### TASK DIRECTIONS
Go through the lines below. Copy those with "nombor".

### MATERIAL SHOWN
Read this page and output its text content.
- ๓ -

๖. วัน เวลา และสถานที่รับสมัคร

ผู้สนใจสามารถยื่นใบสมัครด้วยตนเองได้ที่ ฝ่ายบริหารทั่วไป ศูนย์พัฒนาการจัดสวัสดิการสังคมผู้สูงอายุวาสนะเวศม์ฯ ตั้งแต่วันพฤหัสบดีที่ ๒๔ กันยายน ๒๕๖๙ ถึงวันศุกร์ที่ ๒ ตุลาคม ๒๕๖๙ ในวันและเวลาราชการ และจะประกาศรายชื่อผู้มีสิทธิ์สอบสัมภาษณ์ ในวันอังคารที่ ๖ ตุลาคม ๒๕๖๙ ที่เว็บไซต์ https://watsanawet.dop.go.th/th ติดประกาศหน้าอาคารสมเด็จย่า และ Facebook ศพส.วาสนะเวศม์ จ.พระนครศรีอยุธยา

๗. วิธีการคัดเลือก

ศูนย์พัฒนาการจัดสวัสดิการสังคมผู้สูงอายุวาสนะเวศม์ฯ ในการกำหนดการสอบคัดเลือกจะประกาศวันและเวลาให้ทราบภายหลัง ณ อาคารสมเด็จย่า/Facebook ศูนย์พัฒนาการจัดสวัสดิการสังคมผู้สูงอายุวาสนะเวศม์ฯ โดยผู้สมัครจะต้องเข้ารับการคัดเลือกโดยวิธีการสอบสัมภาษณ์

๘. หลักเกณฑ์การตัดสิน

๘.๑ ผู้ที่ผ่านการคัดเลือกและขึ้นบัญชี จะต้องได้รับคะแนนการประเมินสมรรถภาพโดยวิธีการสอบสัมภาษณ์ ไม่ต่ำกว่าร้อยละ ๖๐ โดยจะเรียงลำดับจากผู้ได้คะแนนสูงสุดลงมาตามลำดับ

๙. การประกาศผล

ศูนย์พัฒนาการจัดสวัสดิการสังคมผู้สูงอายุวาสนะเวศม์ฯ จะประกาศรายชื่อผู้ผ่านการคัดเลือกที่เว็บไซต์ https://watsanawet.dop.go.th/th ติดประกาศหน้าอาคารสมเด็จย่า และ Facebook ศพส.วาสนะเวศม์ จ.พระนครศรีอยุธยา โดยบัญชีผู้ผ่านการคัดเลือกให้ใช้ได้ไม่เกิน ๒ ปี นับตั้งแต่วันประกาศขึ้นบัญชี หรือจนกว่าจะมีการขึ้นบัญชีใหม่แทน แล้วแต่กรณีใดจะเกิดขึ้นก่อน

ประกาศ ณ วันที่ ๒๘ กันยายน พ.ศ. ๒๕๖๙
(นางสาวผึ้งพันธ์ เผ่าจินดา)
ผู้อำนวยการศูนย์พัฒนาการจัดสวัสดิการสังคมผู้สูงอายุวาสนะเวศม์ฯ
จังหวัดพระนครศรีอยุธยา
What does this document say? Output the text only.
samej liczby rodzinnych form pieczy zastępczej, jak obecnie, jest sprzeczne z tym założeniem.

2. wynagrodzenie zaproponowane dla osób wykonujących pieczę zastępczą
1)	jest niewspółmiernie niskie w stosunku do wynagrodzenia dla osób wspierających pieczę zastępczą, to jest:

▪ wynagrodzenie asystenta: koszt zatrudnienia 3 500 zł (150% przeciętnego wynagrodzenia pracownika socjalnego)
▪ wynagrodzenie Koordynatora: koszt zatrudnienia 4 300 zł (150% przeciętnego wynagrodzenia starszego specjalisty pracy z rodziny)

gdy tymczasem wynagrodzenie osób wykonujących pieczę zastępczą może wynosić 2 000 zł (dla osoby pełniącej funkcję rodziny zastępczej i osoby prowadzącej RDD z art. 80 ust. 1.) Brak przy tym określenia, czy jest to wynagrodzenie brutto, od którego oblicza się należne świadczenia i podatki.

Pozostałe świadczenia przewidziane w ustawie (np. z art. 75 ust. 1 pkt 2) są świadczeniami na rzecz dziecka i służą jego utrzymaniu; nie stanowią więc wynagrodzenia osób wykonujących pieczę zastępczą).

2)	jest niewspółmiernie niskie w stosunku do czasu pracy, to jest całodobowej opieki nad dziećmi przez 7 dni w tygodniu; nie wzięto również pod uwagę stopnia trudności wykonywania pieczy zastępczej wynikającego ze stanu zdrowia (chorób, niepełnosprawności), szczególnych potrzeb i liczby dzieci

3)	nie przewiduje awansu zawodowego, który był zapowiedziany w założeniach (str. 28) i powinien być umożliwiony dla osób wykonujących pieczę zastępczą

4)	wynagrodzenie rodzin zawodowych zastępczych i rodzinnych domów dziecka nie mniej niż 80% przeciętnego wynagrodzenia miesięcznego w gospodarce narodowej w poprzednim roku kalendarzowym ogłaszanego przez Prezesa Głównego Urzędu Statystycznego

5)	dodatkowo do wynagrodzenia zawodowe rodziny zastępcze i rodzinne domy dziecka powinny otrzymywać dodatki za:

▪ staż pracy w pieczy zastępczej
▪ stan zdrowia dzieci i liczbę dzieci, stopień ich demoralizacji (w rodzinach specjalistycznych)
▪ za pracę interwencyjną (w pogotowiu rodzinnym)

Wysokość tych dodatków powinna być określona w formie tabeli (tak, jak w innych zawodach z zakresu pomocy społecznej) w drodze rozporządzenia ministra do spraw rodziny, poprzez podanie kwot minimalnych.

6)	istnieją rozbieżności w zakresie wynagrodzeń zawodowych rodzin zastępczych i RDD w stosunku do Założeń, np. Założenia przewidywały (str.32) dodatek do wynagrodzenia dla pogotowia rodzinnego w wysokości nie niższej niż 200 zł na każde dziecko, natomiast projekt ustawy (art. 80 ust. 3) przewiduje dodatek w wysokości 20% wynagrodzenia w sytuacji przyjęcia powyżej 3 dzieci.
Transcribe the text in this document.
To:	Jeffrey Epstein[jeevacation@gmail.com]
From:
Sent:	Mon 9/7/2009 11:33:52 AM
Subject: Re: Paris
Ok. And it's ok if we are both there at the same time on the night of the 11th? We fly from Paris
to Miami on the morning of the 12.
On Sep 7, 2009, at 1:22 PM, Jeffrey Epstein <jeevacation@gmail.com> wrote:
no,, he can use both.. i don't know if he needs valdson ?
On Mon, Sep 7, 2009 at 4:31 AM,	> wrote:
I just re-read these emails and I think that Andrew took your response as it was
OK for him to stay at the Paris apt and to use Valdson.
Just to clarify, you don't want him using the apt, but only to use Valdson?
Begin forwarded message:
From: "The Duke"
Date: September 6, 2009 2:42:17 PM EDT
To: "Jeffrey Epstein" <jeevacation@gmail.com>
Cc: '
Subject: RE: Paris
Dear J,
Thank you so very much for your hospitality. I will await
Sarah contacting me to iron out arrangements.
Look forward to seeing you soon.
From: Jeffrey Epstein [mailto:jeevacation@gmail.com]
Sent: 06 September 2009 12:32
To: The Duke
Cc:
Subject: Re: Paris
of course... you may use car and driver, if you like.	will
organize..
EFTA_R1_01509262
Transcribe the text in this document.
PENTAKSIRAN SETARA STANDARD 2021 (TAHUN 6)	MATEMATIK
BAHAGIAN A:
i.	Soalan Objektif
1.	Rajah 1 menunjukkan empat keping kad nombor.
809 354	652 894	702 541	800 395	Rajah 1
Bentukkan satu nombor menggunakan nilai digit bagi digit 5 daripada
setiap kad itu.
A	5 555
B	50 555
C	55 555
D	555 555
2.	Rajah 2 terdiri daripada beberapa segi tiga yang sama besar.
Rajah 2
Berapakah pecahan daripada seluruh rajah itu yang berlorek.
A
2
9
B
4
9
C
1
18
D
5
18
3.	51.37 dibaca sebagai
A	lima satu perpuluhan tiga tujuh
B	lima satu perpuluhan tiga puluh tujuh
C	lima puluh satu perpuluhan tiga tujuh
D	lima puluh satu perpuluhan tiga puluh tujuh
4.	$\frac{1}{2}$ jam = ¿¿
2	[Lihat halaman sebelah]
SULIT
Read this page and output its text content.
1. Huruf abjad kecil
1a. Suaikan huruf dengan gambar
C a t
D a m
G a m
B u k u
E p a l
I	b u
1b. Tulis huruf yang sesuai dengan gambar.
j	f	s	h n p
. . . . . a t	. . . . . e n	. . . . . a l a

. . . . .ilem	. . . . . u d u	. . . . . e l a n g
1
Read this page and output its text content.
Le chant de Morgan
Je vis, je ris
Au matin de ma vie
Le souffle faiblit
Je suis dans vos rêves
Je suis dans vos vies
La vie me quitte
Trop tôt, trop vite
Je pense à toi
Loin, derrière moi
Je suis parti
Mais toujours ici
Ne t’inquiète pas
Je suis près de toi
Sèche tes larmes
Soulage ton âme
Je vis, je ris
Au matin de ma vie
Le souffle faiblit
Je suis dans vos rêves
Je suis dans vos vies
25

### RESULT OF THIS TASK
1.	Rajah 1 menunjukkan empat keping kad nombor.
Bentukkan satu nombor menggunakan nilai digit bagi digit 5 daripada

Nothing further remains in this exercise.